Find and return each line containing "胜利花园小区".

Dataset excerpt

┌──

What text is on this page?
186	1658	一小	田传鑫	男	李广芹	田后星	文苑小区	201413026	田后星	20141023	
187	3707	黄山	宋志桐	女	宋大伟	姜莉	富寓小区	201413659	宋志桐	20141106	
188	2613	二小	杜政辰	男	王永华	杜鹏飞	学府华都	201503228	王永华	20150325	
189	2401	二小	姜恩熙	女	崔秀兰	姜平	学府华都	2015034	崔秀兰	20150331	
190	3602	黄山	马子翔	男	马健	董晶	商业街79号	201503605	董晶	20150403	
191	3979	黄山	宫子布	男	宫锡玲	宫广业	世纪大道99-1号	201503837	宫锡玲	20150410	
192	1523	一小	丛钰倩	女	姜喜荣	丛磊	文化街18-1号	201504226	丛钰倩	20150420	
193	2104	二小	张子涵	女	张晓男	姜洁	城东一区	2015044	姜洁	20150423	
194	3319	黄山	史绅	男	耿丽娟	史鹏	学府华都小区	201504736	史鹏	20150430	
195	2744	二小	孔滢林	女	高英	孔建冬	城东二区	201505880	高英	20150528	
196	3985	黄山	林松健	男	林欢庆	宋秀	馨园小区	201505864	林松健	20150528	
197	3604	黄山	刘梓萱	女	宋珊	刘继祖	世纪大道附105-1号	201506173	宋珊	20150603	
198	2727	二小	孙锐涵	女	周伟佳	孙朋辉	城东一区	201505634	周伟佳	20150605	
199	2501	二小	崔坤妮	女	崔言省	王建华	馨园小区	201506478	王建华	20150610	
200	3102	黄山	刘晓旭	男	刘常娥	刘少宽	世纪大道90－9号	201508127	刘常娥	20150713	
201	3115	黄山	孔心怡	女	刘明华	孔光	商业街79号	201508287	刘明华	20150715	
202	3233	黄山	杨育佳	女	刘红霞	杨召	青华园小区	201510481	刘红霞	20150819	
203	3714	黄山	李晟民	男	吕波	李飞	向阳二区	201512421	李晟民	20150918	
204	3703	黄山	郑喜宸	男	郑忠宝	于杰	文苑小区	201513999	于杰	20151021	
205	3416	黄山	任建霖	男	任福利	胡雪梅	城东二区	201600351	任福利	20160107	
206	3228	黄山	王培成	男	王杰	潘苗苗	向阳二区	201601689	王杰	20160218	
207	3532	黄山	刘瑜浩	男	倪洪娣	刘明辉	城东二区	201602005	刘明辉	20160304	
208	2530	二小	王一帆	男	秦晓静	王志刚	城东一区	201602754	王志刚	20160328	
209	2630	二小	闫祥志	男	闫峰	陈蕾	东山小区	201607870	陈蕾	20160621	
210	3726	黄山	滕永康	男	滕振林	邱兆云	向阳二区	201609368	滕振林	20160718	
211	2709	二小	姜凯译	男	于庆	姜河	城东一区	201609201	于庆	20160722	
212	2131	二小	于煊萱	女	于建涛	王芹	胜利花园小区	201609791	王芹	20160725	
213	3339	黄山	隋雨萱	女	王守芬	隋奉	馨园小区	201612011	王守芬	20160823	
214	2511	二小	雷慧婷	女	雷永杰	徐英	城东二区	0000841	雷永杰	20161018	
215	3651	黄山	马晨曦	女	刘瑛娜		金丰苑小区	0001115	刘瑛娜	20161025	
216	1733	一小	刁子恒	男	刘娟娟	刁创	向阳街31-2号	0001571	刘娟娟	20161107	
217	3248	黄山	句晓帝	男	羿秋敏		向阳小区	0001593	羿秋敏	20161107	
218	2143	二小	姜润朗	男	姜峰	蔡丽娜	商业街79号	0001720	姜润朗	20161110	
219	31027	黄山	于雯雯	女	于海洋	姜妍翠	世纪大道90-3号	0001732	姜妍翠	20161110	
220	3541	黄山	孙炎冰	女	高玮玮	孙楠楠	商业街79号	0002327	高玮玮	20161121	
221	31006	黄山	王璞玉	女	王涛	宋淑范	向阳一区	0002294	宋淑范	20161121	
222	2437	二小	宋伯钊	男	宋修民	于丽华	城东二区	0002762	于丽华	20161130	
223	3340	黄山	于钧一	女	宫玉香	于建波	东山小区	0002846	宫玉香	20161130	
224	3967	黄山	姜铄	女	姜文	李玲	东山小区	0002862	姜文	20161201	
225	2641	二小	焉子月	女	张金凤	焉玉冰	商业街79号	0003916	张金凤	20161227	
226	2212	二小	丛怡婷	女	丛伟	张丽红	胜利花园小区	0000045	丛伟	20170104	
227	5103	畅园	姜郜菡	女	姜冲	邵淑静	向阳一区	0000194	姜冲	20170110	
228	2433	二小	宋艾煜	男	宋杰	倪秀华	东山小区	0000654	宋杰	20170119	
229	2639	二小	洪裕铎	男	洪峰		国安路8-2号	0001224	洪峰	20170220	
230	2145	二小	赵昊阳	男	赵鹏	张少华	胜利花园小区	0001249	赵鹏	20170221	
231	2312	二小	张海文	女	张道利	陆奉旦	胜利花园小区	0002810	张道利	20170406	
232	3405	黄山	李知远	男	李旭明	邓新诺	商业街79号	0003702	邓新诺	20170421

└──

**ANSWER TO THIS TASK**
212	2131	二小	于煊萱	女	于建涛	王芹	胜利花园小区	201609791	王芹	20160725	
226	2212	二小	丛怡婷	女	丛伟	张丽红	胜利花园小区	0000045	丛伟	20170104	
230	2145	二小	赵昊阳	男	赵鹏	张少华	胜利花园小区	0001249	赵鹏	20170221	
231	2312	二小	张海文	女	张道利	陆奉旦	胜利花园小区	0002810	张道利	20170406	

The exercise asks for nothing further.